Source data
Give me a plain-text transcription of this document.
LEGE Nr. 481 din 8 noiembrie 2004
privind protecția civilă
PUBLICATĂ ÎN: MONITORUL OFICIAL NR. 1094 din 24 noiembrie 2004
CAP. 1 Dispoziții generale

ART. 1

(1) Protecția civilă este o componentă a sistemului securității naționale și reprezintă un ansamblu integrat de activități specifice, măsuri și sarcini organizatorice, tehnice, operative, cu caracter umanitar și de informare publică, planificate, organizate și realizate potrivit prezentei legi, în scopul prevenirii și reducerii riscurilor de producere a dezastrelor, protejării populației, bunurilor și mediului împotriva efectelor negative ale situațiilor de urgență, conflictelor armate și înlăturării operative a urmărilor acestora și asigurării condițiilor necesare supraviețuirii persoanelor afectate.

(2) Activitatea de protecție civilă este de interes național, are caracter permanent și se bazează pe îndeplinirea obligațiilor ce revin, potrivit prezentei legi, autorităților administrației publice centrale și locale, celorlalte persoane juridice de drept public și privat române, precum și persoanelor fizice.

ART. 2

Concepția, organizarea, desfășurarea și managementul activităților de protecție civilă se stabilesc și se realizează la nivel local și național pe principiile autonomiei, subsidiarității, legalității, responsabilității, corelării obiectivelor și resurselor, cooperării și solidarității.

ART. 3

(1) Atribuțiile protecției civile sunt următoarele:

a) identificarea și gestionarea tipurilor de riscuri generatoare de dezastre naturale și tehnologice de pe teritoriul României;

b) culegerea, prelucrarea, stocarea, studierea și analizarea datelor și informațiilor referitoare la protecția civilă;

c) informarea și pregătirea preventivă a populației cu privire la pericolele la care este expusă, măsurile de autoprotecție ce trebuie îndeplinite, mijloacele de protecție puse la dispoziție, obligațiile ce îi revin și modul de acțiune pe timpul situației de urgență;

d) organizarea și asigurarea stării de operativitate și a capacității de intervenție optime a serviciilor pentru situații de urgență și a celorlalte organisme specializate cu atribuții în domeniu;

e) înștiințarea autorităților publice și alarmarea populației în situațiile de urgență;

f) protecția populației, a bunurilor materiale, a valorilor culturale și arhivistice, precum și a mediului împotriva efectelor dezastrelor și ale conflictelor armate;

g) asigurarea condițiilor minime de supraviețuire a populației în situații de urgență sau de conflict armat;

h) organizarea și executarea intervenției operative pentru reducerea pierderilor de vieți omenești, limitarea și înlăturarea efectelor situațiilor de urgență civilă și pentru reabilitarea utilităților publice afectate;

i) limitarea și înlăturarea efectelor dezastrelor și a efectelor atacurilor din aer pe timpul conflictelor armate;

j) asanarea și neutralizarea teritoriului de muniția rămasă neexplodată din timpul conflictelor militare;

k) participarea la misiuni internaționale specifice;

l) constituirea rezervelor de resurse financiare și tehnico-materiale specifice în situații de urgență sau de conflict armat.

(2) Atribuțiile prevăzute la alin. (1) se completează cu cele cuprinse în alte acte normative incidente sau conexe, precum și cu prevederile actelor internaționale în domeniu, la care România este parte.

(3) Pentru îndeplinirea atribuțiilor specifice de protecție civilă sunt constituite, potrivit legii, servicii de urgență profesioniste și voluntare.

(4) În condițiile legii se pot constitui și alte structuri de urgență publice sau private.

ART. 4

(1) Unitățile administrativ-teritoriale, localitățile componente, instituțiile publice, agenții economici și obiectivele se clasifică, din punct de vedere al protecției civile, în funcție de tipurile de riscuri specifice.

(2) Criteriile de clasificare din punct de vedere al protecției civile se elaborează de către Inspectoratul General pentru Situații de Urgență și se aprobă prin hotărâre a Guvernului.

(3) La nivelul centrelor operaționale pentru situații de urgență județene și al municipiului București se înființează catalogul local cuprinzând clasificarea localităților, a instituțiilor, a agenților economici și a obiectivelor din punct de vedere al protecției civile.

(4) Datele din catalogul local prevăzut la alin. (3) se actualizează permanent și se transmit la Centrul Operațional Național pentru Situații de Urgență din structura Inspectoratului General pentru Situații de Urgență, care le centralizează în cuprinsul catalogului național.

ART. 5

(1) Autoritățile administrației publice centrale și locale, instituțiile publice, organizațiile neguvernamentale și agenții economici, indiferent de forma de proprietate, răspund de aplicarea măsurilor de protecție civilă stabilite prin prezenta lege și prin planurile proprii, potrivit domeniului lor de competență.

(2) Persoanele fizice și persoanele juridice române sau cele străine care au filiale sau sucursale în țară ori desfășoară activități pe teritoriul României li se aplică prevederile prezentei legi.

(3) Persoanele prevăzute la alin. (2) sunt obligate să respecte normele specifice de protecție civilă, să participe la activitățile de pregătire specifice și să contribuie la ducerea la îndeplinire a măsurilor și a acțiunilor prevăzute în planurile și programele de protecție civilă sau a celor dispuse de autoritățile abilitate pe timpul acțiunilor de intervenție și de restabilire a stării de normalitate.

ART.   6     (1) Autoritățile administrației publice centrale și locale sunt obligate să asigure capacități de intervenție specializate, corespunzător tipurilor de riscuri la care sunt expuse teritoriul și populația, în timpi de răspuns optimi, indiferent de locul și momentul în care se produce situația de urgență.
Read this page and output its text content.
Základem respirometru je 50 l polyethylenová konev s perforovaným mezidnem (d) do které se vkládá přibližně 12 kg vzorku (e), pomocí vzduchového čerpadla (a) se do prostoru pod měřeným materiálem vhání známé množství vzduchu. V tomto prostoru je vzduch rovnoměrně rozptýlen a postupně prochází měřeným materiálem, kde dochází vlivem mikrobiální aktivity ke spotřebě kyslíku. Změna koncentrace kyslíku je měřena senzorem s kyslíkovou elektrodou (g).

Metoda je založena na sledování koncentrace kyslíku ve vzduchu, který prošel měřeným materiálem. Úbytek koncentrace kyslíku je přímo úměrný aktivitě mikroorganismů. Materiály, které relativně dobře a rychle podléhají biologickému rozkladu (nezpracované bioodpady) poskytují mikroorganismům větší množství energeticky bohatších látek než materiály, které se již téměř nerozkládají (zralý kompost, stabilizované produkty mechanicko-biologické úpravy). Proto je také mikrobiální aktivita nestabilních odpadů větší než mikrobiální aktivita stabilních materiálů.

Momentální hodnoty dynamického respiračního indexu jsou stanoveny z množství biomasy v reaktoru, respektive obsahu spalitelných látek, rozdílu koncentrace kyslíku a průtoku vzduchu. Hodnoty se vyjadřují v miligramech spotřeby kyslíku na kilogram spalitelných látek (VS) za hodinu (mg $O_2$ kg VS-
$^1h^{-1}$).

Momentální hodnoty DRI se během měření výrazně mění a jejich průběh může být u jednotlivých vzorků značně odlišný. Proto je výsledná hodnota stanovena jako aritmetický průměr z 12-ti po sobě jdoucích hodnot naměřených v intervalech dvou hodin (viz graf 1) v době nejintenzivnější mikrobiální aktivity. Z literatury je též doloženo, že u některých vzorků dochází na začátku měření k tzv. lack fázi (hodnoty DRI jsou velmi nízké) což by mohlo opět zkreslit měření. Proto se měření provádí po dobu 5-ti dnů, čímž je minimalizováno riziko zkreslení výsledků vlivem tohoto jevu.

==

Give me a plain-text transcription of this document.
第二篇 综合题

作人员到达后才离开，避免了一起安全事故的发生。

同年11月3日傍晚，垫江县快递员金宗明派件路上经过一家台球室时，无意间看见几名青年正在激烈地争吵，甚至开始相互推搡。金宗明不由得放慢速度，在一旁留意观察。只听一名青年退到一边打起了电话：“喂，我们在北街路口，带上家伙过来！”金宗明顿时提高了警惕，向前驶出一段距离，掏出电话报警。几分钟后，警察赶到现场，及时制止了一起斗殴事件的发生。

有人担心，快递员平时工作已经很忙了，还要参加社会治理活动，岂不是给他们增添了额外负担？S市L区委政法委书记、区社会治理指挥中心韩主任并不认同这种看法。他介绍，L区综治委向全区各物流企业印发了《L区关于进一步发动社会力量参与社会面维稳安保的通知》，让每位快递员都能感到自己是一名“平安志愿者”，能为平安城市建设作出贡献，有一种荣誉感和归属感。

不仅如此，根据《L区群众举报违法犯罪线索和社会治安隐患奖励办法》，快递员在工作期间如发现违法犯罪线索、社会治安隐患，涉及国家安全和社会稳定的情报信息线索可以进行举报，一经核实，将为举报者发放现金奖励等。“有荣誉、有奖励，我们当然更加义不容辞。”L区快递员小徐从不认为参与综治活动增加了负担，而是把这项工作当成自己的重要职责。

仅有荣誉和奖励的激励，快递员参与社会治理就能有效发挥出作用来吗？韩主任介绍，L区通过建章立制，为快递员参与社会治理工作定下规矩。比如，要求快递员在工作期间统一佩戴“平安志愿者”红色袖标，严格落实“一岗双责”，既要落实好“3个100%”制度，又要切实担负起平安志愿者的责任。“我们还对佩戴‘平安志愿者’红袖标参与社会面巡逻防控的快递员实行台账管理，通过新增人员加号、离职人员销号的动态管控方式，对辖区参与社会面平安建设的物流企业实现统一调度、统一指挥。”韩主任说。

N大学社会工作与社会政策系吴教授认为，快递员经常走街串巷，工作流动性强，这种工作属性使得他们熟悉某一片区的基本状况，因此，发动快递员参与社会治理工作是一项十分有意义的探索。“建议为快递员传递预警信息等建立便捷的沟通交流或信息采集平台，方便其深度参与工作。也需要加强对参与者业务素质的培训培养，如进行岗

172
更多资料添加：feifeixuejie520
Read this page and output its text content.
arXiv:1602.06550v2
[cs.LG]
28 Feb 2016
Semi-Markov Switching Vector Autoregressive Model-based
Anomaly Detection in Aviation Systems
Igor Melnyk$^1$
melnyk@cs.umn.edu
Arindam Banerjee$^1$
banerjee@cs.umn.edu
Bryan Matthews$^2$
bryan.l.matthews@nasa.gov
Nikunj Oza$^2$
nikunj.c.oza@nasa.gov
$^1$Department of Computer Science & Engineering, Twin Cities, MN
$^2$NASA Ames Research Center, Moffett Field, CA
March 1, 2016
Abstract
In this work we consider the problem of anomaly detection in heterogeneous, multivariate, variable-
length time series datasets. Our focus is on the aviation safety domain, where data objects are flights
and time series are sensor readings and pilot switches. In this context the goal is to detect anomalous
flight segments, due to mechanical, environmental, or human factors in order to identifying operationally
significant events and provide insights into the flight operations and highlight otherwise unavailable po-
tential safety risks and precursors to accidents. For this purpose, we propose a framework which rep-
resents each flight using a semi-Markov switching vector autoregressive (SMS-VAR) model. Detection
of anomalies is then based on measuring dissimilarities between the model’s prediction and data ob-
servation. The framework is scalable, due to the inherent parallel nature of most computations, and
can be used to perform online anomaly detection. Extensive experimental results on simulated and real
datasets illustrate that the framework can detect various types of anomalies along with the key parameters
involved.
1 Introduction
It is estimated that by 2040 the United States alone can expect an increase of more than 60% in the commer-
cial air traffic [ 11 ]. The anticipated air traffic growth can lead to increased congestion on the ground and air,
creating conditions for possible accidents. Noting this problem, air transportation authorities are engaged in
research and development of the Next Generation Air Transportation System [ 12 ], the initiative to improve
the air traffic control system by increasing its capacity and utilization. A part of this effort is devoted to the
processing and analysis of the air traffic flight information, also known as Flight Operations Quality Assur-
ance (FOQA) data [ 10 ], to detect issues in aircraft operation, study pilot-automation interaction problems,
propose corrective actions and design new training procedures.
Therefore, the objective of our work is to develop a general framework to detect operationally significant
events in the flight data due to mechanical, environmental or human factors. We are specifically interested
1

Task description:
Count each line above in which the string "datasets" appears, then state only the total.

Full answer:
2